_Exercise_
Reproduce all the lines exactly as they stand, apart from the pictures.
##############################
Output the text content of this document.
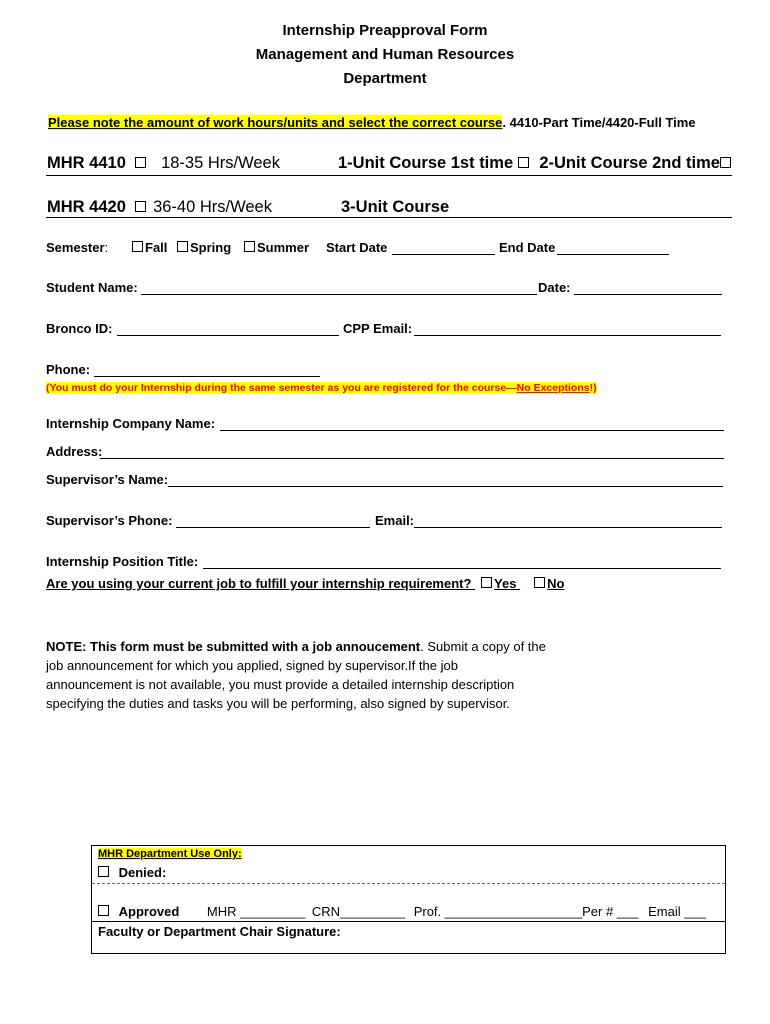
Internship Preapproval Form
Management and Human Resources
Department
Please note the amount of work hours/units and select the correct course. 4410-Part Time/4420-Full Time
MHR 4410 18-35 Hrs/Week	1-Unit Course 1st time 2-Unit Course 2nd time
MHR 4420 36-40 Hrs/Week	3-Unit Course
Semester:	Fall	Spring	Summer Start Date	End Date
Student Name:	Date:
Bronco ID:	CPP Email:
Phone:
(You must do your Internship during the same semester as you are registered for the course—No Exceptions!)
Internship Company Name:
Address:
Supervisor’s Name:
Supervisor’s Phone:	Email:
Internship Position Title:
Are you using your current job to fulfill your internship requirement? Yes No
NOTE: This form must be submitted with a job annoucement. Submit a copy of the job announcement for which you applied, signed by supervisor.If the job announcement is not available, you must provide a detailed internship description specifying the duties and tasks you will be performing, also signed by supervisor.
MHR Department Use Only:
Denied:
Approved MHR _________ CRN_________ Prof. ___________________Per # ___ Email ___
Faculty or Department Chair Signature:
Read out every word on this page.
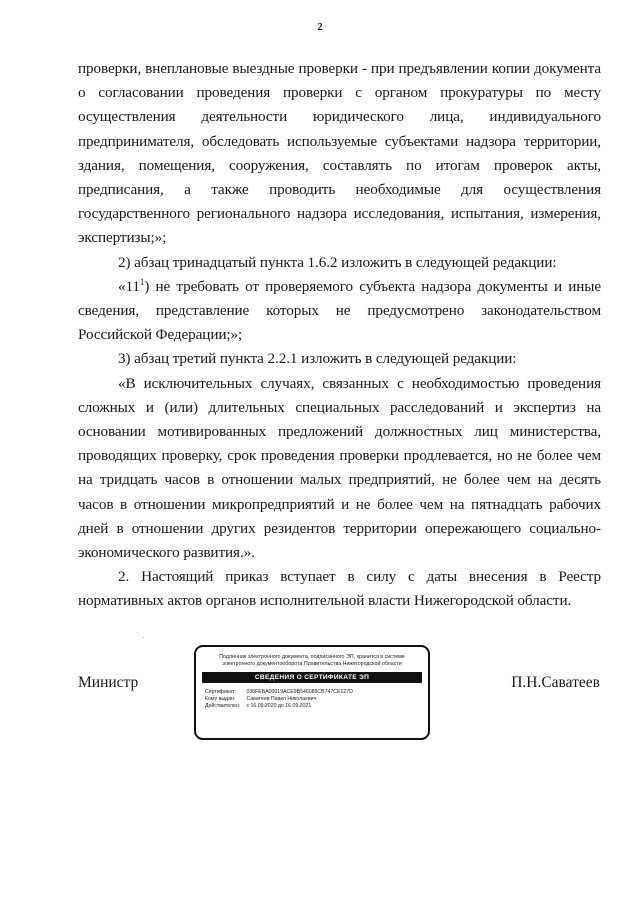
2

проверки, внеплановые выездные проверки - при предъявлении копии документа о согласовании проведения проверки с органом прокуратуры по месту осуществления деятельности юридического лица, индивидуального предпринимателя, обследовать используемые субъектами надзора территории, здания, помещения, сооружения, составлять по итогам проверок акты, предписания, а также проводить необходимые для осуществления государственного регионального надзора исследования, испытания, измерения, экспертизы;»;

2) абзац тринадцатый пункта 1.6.2 изложить в следующей редакции:

«$11^1$) не требовать от проверяемого субъекта надзора документы и иные сведения, представление которых не предусмотрено законодательством Российской Федерации;»;

3) абзац третий пункта 2.2.1 изложить в следующей редакции:

«В исключительных случаях, связанных с необходимостью проведения сложных и (или) длительных специальных расследований и экспертиз на основании мотивированных предложений должностных лиц министерства, проводящих проверку, срок проведения проверки продлевается, но не более чем на тридцать часов в отношении малых предприятий, не более чем на десять часов в отношении микропредприятий и не более чем на пятнадцать рабочих дней в отношении других резидентов территории опережающего социально-экономического развития.».

2. Настоящий приказ вступает в силу с даты внесения в Реестр нормативных актов органов исполнительной власти Нижегородской области.

Министр	П.Н.Саватеев
Подлинник электронного документа, подписанного ЭП, хранится в системе электронного документооборота Правительства Нижегородской области
СВЕДЕНИЯ О СЕРТИФИКАТЕ ЭП
Сертификат: 036FEBA00019ACE9B546089CB747CE127D
Кому выдан: Саватеев Павел Николаевич
Действителен: с 16.09.2020 до 16.09.2021
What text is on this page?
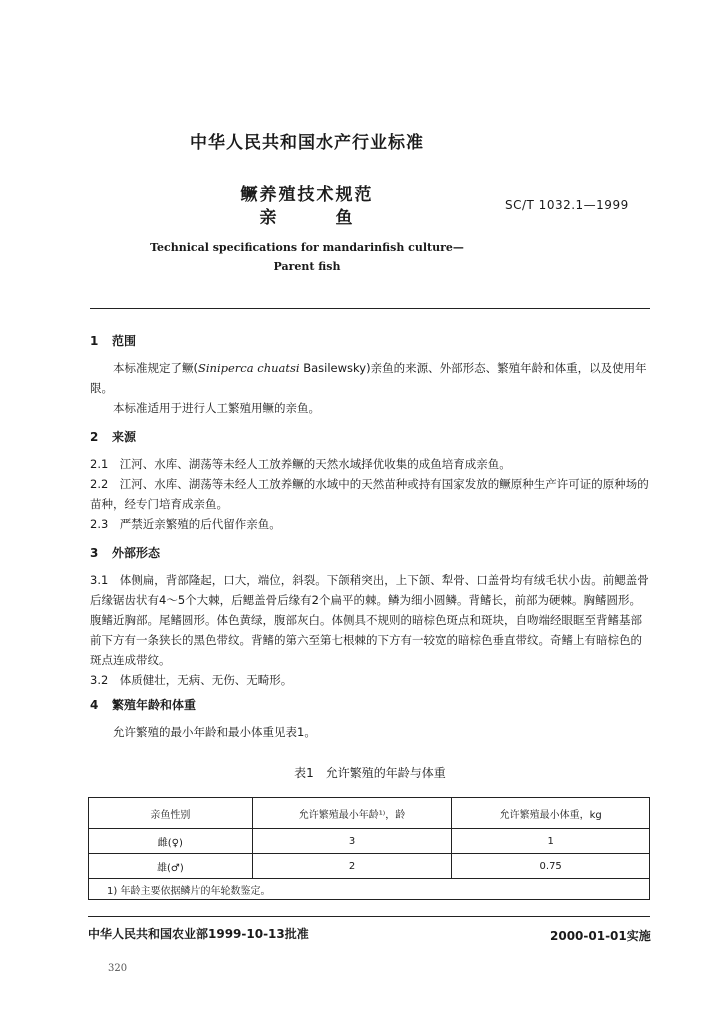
中华人民共和国水产行业标准
鳜养殖技术规范
亲　　　鱼
SC/T 1032.1—1999
Technical specifications for mandarinfish culture—
Parent fish
1 范围
本标准规定了鳜(Siniperca chuatsi Basilewsky)亲鱼的来源、外部形态、繁殖年龄和体重，以及使用年限。
本标准适用于进行人工繁殖用鳜的亲鱼。
2 来源
2.1　江河、水库、湖荡等未经人工放养鳜的天然水域择优收集的成鱼培育成亲鱼。
2.2　江河、水库、湖荡等未经人工放养鳜的水域中的天然苗种或持有国家发放的鳜原种生产许可证的原种场的苗种，经专门培育成亲鱼。
2.3　严禁近亲繁殖的后代留作亲鱼。
3 外部形态
3.1　体侧扁，背部隆起，口大，端位，斜裂。下颌稍突出，上下颌、犁骨、口盖骨均有绒毛状小齿。前鳃盖骨后缘锯齿状有4～5个大棘，后鳃盖骨后缘有2个扁平的棘。鳞为细小圆鳞。背鳍长，前部为硬棘。胸鳍圆形。腹鳍近胸部。尾鳍圆形。体色黄绿，腹部灰白。体侧具不规则的暗棕色斑点和斑块，自吻端经眼眶至背鳍基部前下方有一条狭长的黑色带纹。背鳍的第六至第七根棘的下方有一较宽的暗棕色垂直带纹。奇鳍上有暗棕色的斑点连成带纹。
3.2　体质健壮，无病、无伤、无畸形。
4 繁殖年龄和体重
允许繁殖的最小年龄和最小体重见表1。
表1　允许繁殖的年龄与体重
亲鱼性别	允许繁殖最小年龄¹⁾，龄	允许繁殖最小体重，kg
雌(♀)	3	1
雄(♂)	2	0.75
1) 年龄主要依据鳞片的年轮数鉴定。		
中华人民共和国农业部1999-10-13批准	2000-01-01实施
320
##############################
_Result for this task_
Output the text content of this document.
Internship Preapproval Form
Management and Human Resources
Department
Please note the amount of work hours/units and select the correct course. 4410-Part Time/4420-Full Time
MHR 4410 18-35 Hrs/Week	1-Unit Course 1st time 2-Unit Course 2nd time
MHR 4420 36-40 Hrs/Week	3-Unit Course
Semester:	Fall	Spring	Summer Start Date	End Date
Student Name:	Date:
Bronco ID:	CPP Email:
Phone:
(You must do your Internship during the same semester as you are registered for the course—No Exceptions!)
Internship Company Name:
Address:
Supervisor’s Name:
Supervisor’s Phone:	Email:
Internship Position Title:
Are you using your current job to fulfill your internship requirement? Yes No
NOTE: This form must be submitted with a job annoucement. Submit a copy of the job announcement for which you applied, signed by supervisor.If the job announcement is not available, you must provide a detailed internship description specifying the duties and tasks you will be performing, also signed by supervisor.
MHR Department Use Only:
Denied:
Approved MHR _________ CRN_________ Prof. ___________________Per # ___ Email ___
Faculty or Department Chair Signature:
Read out every word on this page.
2

проверки, внеплановые выездные проверки - при предъявлении копии документа о согласовании проведения проверки с органом прокуратуры по месту осуществления деятельности юридического лица, индивидуального предпринимателя, обследовать используемые субъектами надзора территории, здания, помещения, сооружения, составлять по итогам проверок акты, предписания, а также проводить необходимые для осуществления государственного регионального надзора исследования, испытания, измерения, экспертизы;»;

2) абзац тринадцатый пункта 1.6.2 изложить в следующей редакции:

«$11^1$) не требовать от проверяемого субъекта надзора документы и иные сведения, представление которых не предусмотрено законодательством Российской Федерации;»;

3) абзац третий пункта 2.2.1 изложить в следующей редакции:

«В исключительных случаях, связанных с необходимостью проведения сложных и (или) длительных специальных расследований и экспертиз на основании мотивированных предложений должностных лиц министерства, проводящих проверку, срок проведения проверки продлевается, но не более чем на тридцать часов в отношении малых предприятий, не более чем на десять часов в отношении микропредприятий и не более чем на пятнадцать рабочих дней в отношении других резидентов территории опережающего социально-экономического развития.».

2. Настоящий приказ вступает в силу с даты внесения в Реестр нормативных актов органов исполнительной власти Нижегородской области.

Министр	П.Н.Саватеев
Подлинник электронного документа, подписанного ЭП, хранится в системе электронного документооборота Правительства Нижегородской области
СВЕДЕНИЯ О СЕРТИФИКАТЕ ЭП
Сертификат: 036FEBA00019ACE9B546089CB747CE127D
Кому выдан: Саватеев Павел Николаевич
Действителен: с 16.09.2020 до 16.09.2021
What text is on this page?
中华人民共和国水产行业标准
鳜养殖技术规范
亲　　　鱼
SC/T 1032.1—1999
Technical specifications for mandarinfish culture—
Parent fish
1 范围
本标准规定了鳜(Siniperca chuatsi Basilewsky)亲鱼的来源、外部形态、繁殖年龄和体重，以及使用年限。
本标准适用于进行人工繁殖用鳜的亲鱼。
2 来源
2.1　江河、水库、湖荡等未经人工放养鳜的天然水域择优收集的成鱼培育成亲鱼。
2.2　江河、水库、湖荡等未经人工放养鳜的水域中的天然苗种或持有国家发放的鳜原种生产许可证的原种场的苗种，经专门培育成亲鱼。
2.3　严禁近亲繁殖的后代留作亲鱼。
3 外部形态
3.1　体侧扁，背部隆起，口大，端位，斜裂。下颌稍突出，上下颌、犁骨、口盖骨均有绒毛状小齿。前鳃盖骨后缘锯齿状有4～5个大棘，后鳃盖骨后缘有2个扁平的棘。鳞为细小圆鳞。背鳍长，前部为硬棘。胸鳍圆形。腹鳍近胸部。尾鳍圆形。体色黄绿，腹部灰白。体侧具不规则的暗棕色斑点和斑块，自吻端经眼眶至背鳍基部前下方有一条狭长的黑色带纹。背鳍的第六至第七根棘的下方有一较宽的暗棕色垂直带纹。奇鳍上有暗棕色的斑点连成带纹。
3.2　体质健壮，无病、无伤、无畸形。
4 繁殖年龄和体重
允许繁殖的最小年龄和最小体重见表1。
表1　允许繁殖的年龄与体重
亲鱼性别	允许繁殖最小年龄¹⁾，龄	允许繁殖最小体重，kg
雌(♀)	3	1
雄(♂)	2	0.75
1) 年龄主要依据鳞片的年轮数鉴定。		
中华人民共和国农业部1999-10-13批准	2000-01-01实施
320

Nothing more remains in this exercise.